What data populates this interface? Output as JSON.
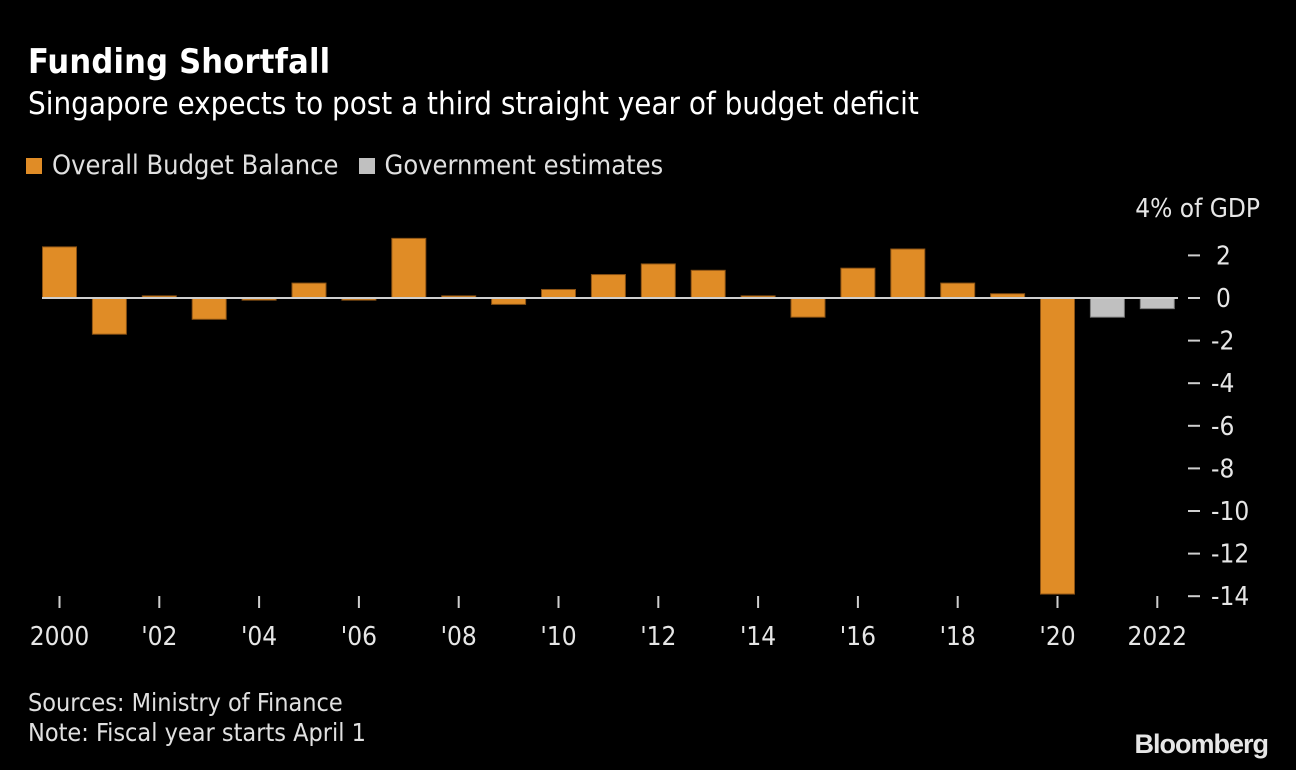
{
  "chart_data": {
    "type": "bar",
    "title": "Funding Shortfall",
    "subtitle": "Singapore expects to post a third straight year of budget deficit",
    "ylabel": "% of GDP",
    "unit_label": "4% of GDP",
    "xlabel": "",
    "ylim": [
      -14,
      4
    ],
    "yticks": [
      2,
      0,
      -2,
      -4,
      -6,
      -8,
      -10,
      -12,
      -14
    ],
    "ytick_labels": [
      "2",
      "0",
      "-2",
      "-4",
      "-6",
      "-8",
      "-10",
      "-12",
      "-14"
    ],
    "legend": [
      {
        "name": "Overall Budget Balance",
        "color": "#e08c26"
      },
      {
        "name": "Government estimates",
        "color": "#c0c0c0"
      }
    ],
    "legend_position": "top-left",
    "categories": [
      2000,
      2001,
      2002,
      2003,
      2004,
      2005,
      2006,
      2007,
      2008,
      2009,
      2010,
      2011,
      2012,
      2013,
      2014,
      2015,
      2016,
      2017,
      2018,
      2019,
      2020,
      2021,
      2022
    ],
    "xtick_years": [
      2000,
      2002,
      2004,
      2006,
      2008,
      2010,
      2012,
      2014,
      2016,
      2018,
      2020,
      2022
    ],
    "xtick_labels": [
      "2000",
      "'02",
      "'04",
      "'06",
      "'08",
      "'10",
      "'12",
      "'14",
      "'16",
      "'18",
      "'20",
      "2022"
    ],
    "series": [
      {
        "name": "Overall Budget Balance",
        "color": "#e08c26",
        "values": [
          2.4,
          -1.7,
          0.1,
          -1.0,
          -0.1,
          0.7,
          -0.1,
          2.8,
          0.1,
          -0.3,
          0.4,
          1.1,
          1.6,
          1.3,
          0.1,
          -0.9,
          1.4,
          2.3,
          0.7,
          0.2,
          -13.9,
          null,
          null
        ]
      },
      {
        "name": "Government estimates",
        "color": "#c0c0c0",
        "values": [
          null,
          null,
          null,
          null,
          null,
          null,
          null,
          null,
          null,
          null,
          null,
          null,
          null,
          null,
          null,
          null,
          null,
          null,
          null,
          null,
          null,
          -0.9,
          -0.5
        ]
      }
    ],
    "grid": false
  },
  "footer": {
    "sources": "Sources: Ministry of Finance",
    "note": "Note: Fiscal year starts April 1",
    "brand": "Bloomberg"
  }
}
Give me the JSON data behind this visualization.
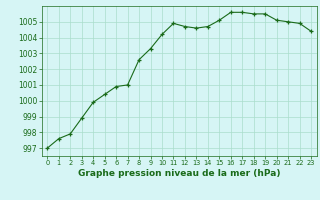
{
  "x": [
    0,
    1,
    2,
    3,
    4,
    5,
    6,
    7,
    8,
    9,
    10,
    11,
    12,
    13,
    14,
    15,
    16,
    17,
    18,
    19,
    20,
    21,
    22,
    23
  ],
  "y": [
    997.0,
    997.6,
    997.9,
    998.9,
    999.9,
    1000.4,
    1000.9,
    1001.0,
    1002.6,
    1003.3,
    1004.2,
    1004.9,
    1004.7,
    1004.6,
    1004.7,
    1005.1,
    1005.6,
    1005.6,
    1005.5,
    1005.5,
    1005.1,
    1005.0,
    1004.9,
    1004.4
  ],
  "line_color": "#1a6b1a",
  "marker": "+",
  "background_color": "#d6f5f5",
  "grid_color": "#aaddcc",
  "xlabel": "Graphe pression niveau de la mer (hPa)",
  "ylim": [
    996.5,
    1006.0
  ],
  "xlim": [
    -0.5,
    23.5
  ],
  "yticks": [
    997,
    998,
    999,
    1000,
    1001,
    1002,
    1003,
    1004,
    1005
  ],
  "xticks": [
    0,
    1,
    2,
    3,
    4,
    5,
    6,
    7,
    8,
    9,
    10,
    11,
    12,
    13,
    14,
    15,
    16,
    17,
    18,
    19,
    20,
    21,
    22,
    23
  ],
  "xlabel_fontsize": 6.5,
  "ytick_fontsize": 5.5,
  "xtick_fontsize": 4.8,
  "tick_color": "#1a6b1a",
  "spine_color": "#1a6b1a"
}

• • • • •

Starting at the line that contains "Give me the", retype each line through the final one in the listing, with both ends kept and the pictures omitted.

== Answer to the exercise ==
Give me the JSON data behind this visualization.
{
  "x": [
    0,
    1,
    2,
    3,
    4,
    5,
    6,
    7,
    8,
    9,
    10,
    11,
    12,
    13,
    14,
    15,
    16,
    17,
    18,
    19,
    20,
    21,
    22,
    23
  ],
  "y": [
    997.0,
    997.6,
    997.9,
    998.9,
    999.9,
    1000.4,
    1000.9,
    1001.0,
    1002.6,
    1003.3,
    1004.2,
    1004.9,
    1004.7,
    1004.6,
    1004.7,
    1005.1,
    1005.6,
    1005.6,
    1005.5,
    1005.5,
    1005.1,
    1005.0,
    1004.9,
    1004.4
  ],
  "line_color": "#1a6b1a",
  "marker": "+",
  "background_color": "#d6f5f5",
  "grid_color": "#aaddcc",
  "xlabel": "Graphe pression niveau de la mer (hPa)",
  "ylim": [
    996.5,
    1006.0
  ],
  "xlim": [
    -0.5,
    23.5
  ],
  "yticks": [
    997,
    998,
    999,
    1000,
    1001,
    1002,
    1003,
    1004,
    1005
  ],
  "xticks": [
    0,
    1,
    2,
    3,
    4,
    5,
    6,
    7,
    8,
    9,
    10,
    11,
    12,
    13,
    14,
    15,
    16,
    17,
    18,
    19,
    20,
    21,
    22,
    23
  ],
  "xlabel_fontsize": 6.5,
  "ytick_fontsize": 5.5,
  "xtick_fontsize": 4.8,
  "tick_color": "#1a6b1a",
  "spine_color": "#1a6b1a"
}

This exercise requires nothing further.